[Start of Reading text]
But in today’s world, is running fast or mobilizing to fight, the strategy that will keep me safe? Do I really need an off handed remark to keep me on my toes? I didn’t have a full fight or flee response, the modulation of my cortex told my lower brain to back off cause there is no real danger here in this moment. The rumination, coming back again and again to examine if I should change my behavior in some way; is repetition that increases the stress hormones, and makes me less effective in the present moment.
Okay so now what can I do? My brain will alert as it should, but paying attention to the alert can give me a momentary pause, to clear a little space in my brainbody. A space to ask “Am I really feeling distressed and terrible about what a loser I am or is there some negative information that just captured my mind?” Name it and let yourself know that if that negative comment had been a wild hungry beast you would have taken action and saved yourself. Yes, there’s no wild hungry beast and now you may have some stress hormones in your bloodstream. Remember it’s going to take ten times the number of positives to counterbalance this negative one. While you’ve got your attention, try naming some of those positives. Even some of the obvious ones can help get you started; I’m not mangled or dead, I can think and notice things, I’m warm enough or well fed or…… Gratitude practices, taking a few moments, every day to name that which is good and feeling the gratitude, have been shown to lower blood pressure and restore equilibrium.
[End of Reading text]
__Directions__:
a) Answer each question from the passage on stress and negative remarks.
(i) What does rumination increase, according to the passage?
(ii) How many positives does it take to counterbalance one negative?
(iii) What have gratitude practices been shown to do?
b) Write the next part of the passage on stress and negative remarks, picking up after its final sentence.
[Start of Raw data]
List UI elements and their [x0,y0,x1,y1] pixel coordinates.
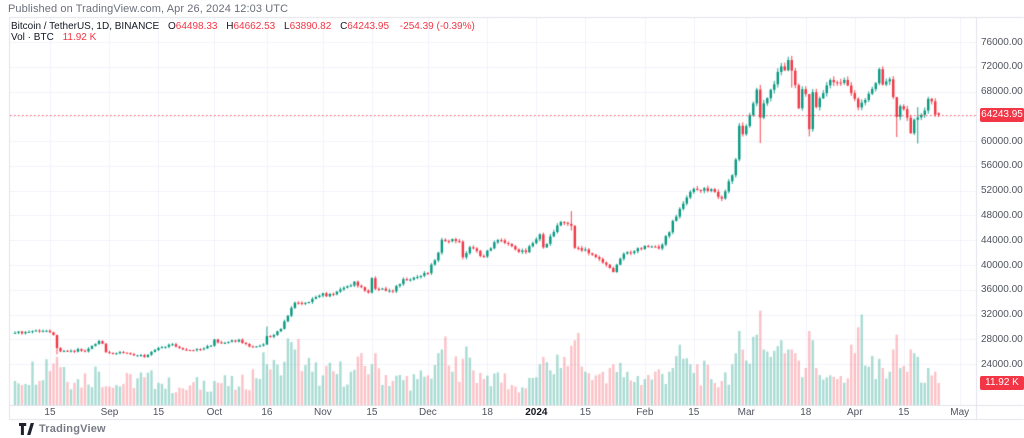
[End of Raw data]
__Answers to the problems__:
a)
(i) It increases the stress hormones.
(ii) It takes ten times the number of positives.
(iii) They have been shown to lower blood pressure and restore equilibrium.

b)
My daughter is talking to me in an intimate meaningful way. We have the resources to go out together and have a cup of coffee. I have a car that gets us places safely. I’m going home to a comfortable/safe place. My whole family is pretty healthy. I have a beautiful natural environment around my house. I have meaningful work. I have people I like to dance with. There are still some trillum on my street. It’s spring and the new hens are being to lay beautiful rich yolked eggs. I am thinking of a particular friend who has loved and supported me for 40 years. Well that’s one more than ten, having some gratitude in the bank is a good thing.